- WHAT THE EXERCISE ASKS
Pull every line containing "text" out of the material below.

- LISTING
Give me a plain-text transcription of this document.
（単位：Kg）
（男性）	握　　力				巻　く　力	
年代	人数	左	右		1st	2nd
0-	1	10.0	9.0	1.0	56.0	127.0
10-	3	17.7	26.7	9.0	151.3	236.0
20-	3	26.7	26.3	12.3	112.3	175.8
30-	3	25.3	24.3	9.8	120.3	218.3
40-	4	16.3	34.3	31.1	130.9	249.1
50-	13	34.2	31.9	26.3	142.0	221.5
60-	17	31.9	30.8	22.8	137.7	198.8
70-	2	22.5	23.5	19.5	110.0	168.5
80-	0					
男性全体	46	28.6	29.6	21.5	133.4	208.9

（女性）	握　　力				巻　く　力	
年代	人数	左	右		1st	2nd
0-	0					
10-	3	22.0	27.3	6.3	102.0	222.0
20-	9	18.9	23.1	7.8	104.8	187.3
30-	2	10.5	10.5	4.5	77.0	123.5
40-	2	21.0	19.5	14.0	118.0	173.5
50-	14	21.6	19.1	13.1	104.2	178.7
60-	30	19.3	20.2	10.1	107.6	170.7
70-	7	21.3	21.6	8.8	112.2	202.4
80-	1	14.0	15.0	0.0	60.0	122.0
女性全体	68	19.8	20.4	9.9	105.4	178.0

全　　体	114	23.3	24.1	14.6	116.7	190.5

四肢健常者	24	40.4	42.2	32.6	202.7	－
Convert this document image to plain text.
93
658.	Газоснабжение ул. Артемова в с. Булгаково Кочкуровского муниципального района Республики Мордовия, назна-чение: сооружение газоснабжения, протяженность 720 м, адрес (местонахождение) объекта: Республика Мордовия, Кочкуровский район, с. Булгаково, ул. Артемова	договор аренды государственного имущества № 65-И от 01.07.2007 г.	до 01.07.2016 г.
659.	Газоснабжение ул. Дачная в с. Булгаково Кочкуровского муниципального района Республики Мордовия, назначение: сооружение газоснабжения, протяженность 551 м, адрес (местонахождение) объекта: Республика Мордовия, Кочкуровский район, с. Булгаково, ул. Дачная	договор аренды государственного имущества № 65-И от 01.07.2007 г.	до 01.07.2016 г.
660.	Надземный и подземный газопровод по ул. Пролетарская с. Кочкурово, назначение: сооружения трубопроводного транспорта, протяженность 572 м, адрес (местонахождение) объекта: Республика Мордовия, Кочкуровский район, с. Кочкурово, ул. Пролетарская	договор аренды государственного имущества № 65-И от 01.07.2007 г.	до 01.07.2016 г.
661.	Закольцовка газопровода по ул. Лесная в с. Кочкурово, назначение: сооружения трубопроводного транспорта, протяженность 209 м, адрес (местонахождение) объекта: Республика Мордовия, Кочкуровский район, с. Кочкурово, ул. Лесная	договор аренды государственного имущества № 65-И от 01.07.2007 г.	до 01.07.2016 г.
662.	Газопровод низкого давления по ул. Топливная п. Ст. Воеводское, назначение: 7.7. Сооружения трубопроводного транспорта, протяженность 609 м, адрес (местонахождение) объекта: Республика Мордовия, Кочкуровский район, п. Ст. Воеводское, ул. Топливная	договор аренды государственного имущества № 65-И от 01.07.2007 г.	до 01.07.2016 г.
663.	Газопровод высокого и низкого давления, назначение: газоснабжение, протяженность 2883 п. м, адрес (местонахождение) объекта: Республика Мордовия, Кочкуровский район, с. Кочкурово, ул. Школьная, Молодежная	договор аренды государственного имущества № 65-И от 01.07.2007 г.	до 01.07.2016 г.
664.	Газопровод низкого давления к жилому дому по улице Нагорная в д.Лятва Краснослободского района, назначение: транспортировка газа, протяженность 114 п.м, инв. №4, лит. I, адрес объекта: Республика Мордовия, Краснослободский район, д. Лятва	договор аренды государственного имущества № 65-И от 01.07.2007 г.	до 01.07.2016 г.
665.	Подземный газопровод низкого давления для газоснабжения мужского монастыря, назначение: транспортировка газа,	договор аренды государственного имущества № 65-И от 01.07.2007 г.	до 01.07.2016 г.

- SOLUTION FOR THIS EXERCISE
Give me a plain-text transcription of this document.
Convert this document image to plain text.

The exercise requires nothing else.